* [Given instruction] Return each line of the listing that contains the string "text".

Data records
_ _ _ _ _

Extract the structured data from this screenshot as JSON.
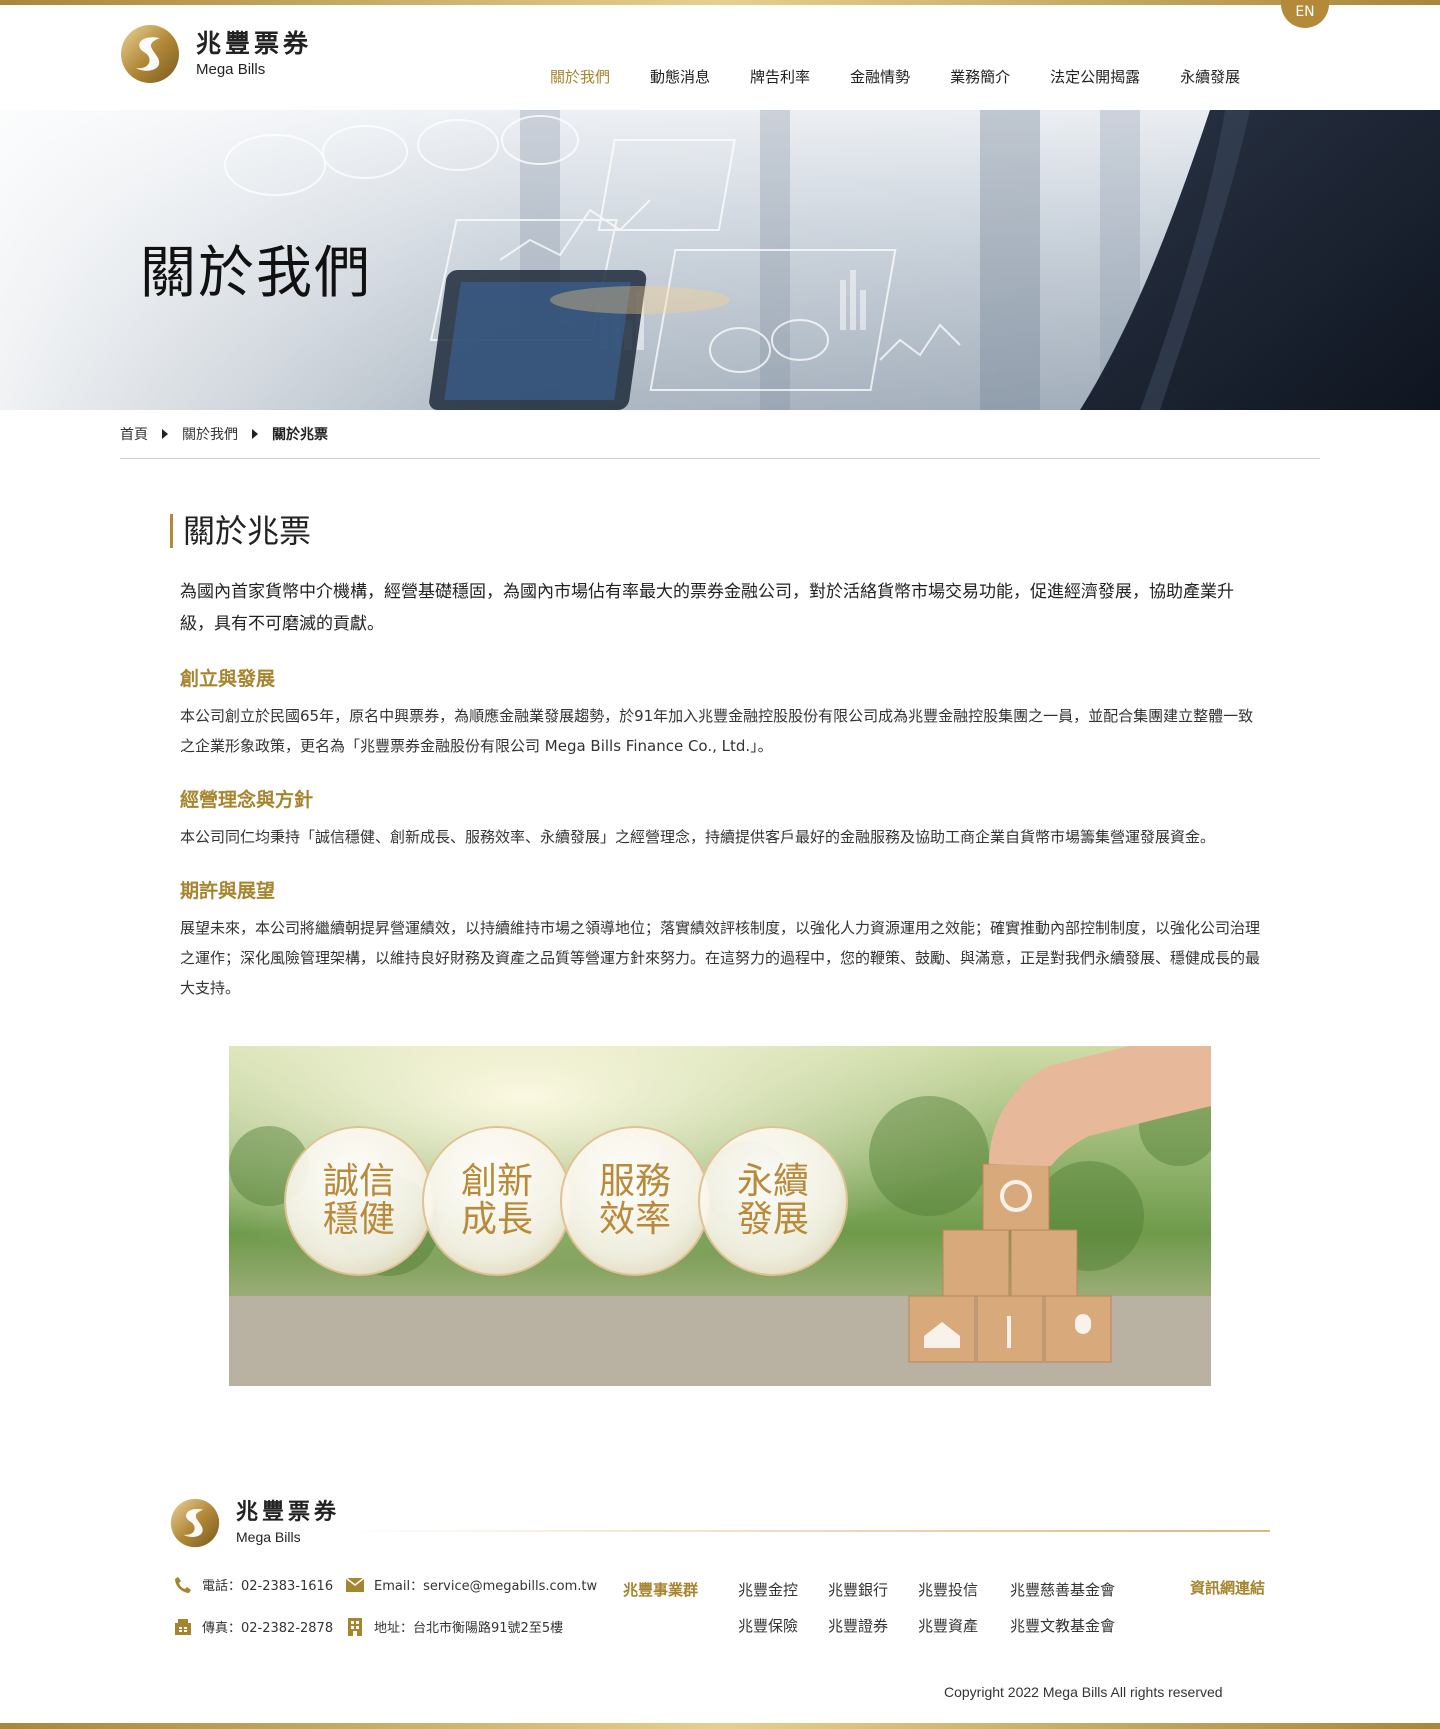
{
  "brand": {
    "name_cn": "兆豐票券",
    "name_en": "Mega Bills",
    "accent": "#a6852f"
  },
  "lang_toggle": "EN",
  "nav": [
    {
      "label": "關於我們",
      "active": true
    },
    {
      "label": "動態消息"
    },
    {
      "label": "牌告利率"
    },
    {
      "label": "金融情勢"
    },
    {
      "label": "業務簡介"
    },
    {
      "label": "法定公開揭露"
    },
    {
      "label": "永續發展"
    }
  ],
  "hero": {
    "title": "關於我們"
  },
  "breadcrumb": [
    "首頁",
    "關於我們",
    "關於兆票"
  ],
  "section": {
    "title": "關於兆票",
    "intro": "為國內首家貨幣中介機構，經營基礎穩固，為國內市場佔有率最大的票券金融公司，對於活絡貨幣市場交易功能，促進經濟發展，協助產業升級，具有不可磨滅的貢獻。",
    "blocks": [
      {
        "heading": "創立與發展",
        "text": "本公司創立於民國65年，原名中興票券，為順應金融業發展趨勢，於91年加入兆豐金融控股股份有限公司成為兆豐金融控股集團之一員，並配合集團建立整體一致之企業形象政策，更名為「兆豐票券金融股份有限公司 Mega Bills Finance Co., Ltd.」。"
      },
      {
        "heading": "經營理念與方針",
        "text": "本公司同仁均秉持「誠信穩健、創新成長、服務效率、永續發展」之經營理念，持續提供客戶最好的金融服務及協助工商企業自貨幣市場籌集營運發展資金。"
      },
      {
        "heading": "期許與展望",
        "text": "展望未來，本公司將繼續朝提昇營運績效，以持續維持市場之領導地位；落實績效評核制度，以強化人力資源運用之效能；確實推動內部控制制度，以強化公司治理之運作；深化風險管理架構，以維持良好財務及資產之品質等營運方針來努力。在這努力的過程中，您的鞭策、鼓勵、與滿意，正是對我們永續發展、穩健成長的最大支持。"
      }
    ]
  },
  "values": [
    {
      "line1": "誠信",
      "line2": "穩健"
    },
    {
      "line1": "創新",
      "line2": "成長"
    },
    {
      "line1": "服務",
      "line2": "效率"
    },
    {
      "line1": "永續",
      "line2": "發展"
    }
  ],
  "footer": {
    "phone": "電話：02-2383-1616",
    "fax": "傳真：02-2382-2878",
    "email": "Email：service@megabills.com.tw",
    "address": "地址：台北市衡陽路91號2至5樓",
    "group_label": "兆豐事業群",
    "group_links": [
      "兆豐金控",
      "兆豐銀行",
      "兆豐投信",
      "兆豐慈善基金會",
      "兆豐保險",
      "兆豐證券",
      "兆豐資產",
      "兆豐文教基金會"
    ],
    "info_link": "資訊網連結",
    "copyright": "Copyright 2022 Mega Bills All rights reserved"
  }
}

_ _ _ _ _

* [The completed task]
        "text": "本公司創立於民國65年，原名中興票券，為順應金融業發展趨勢，於91年加入兆豐金融控股股份有限公司成為兆豐金融控股集團之一員，並配合集團建立整體一致之企業形象政策，更名為「兆豐票券金融股份有限公司 Mega Bills Finance Co., Ltd.」。"
        "text": "本公司同仁均秉持「誠信穩健、創新成長、服務效率、永續發展」之經營理念，持續提供客戶最好的金融服務及協助工商企業自貨幣市場籌集營運發展資金。"
        "text": "展望未來，本公司將繼續朝提昇營運績效，以持續維持市場之領導地位；落實績效評核制度，以強化人力資源運用之效能；確實推動內部控制制度，以強化公司治理之運作；深化風險管理架構，以維持良好財務及資產之品質等營運方針來努力。在這努力的過程中，您的鞭策、鼓勵、與滿意，正是對我們永續發展、穩健成長的最大支持。"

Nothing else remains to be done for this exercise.